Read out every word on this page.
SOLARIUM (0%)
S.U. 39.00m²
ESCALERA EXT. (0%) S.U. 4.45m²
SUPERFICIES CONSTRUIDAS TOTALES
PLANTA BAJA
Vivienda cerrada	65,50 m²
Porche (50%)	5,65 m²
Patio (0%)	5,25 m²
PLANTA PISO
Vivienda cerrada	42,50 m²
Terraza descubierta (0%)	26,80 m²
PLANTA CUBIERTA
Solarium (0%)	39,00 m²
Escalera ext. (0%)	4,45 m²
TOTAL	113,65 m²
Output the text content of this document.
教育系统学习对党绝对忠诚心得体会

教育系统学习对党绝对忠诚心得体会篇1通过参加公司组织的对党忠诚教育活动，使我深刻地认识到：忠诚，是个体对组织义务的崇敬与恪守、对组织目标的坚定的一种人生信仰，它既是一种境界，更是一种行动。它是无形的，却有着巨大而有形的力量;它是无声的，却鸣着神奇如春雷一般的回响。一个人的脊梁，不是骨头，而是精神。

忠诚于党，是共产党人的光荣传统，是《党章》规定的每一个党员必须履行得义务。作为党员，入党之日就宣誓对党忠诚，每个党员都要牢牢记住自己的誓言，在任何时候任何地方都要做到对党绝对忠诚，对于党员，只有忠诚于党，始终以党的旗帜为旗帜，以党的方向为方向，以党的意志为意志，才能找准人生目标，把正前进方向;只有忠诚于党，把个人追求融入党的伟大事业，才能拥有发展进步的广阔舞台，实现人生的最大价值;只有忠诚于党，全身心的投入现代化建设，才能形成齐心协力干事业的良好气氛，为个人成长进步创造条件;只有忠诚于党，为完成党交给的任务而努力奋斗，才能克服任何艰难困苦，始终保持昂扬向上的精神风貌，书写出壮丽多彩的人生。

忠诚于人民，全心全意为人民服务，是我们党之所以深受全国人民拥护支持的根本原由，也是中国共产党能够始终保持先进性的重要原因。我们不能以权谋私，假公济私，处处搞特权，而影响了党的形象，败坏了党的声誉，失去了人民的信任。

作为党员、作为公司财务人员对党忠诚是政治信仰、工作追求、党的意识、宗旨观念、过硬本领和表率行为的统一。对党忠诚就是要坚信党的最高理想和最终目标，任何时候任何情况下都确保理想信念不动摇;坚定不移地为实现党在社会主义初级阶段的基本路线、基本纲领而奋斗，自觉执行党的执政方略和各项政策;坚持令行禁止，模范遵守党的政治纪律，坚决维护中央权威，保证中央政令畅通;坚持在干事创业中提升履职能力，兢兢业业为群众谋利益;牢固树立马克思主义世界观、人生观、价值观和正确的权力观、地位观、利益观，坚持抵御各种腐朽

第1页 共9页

*-*-*

Exercise task> Transcribe all the entries, keeping each one exactly as it is.

Exercise output>
Read out every word on this page.
SOLARIUM (0%)
S.U. 39.00m²
ESCALERA EXT. (0%) S.U. 4.45m²
SUPERFICIES CONSTRUIDAS TOTALES
PLANTA BAJA
Vivienda cerrada	65,50 m²
Porche (50%)	5,65 m²
Patio (0%)	5,25 m²
PLANTA PISO
Vivienda cerrada	42,50 m²
Terraza descubierta (0%)	26,80 m²
PLANTA CUBIERTA
Solarium (0%)	39,00 m²
Escalera ext. (0%)	4,45 m²
TOTAL	113,65 m²
Output the text content of this document.
教育系统学习对党绝对忠诚心得体会

教育系统学习对党绝对忠诚心得体会篇1通过参加公司组织的对党忠诚教育活动，使我深刻地认识到：忠诚，是个体对组织义务的崇敬与恪守、对组织目标的坚定的一种人生信仰，它既是一种境界，更是一种行动。它是无形的，却有着巨大而有形的力量;它是无声的，却鸣着神奇如春雷一般的回响。一个人的脊梁，不是骨头，而是精神。

忠诚于党，是共产党人的光荣传统，是《党章》规定的每一个党员必须履行得义务。作为党员，入党之日就宣誓对党忠诚，每个党员都要牢牢记住自己的誓言，在任何时候任何地方都要做到对党绝对忠诚，对于党员，只有忠诚于党，始终以党的旗帜为旗帜，以党的方向为方向，以党的意志为意志，才能找准人生目标，把正前进方向;只有忠诚于党，把个人追求融入党的伟大事业，才能拥有发展进步的广阔舞台，实现人生的最大价值;只有忠诚于党，全身心的投入现代化建设，才能形成齐心协力干事业的良好气氛，为个人成长进步创造条件;只有忠诚于党，为完成党交给的任务而努力奋斗，才能克服任何艰难困苦，始终保持昂扬向上的精神风貌，书写出壮丽多彩的人生。

忠诚于人民，全心全意为人民服务，是我们党之所以深受全国人民拥护支持的根本原由，也是中国共产党能够始终保持先进性的重要原因。我们不能以权谋私，假公济私，处处搞特权，而影响了党的形象，败坏了党的声誉，失去了人民的信任。

作为党员、作为公司财务人员对党忠诚是政治信仰、工作追求、党的意识、宗旨观念、过硬本领和表率行为的统一。对党忠诚就是要坚信党的最高理想和最终目标，任何时候任何情况下都确保理想信念不动摇;坚定不移地为实现党在社会主义初级阶段的基本路线、基本纲领而奋斗，自觉执行党的执政方略和各项政策;坚持令行禁止，模范遵守党的政治纪律，坚决维护中央权威，保证中央政令畅通;坚持在干事创业中提升履职能力，兢兢业业为群众谋利益;牢固树立马克思主义世界观、人生观、价值观和正确的权力观、地位观、利益观，坚持抵御各种腐朽

第1页 共9页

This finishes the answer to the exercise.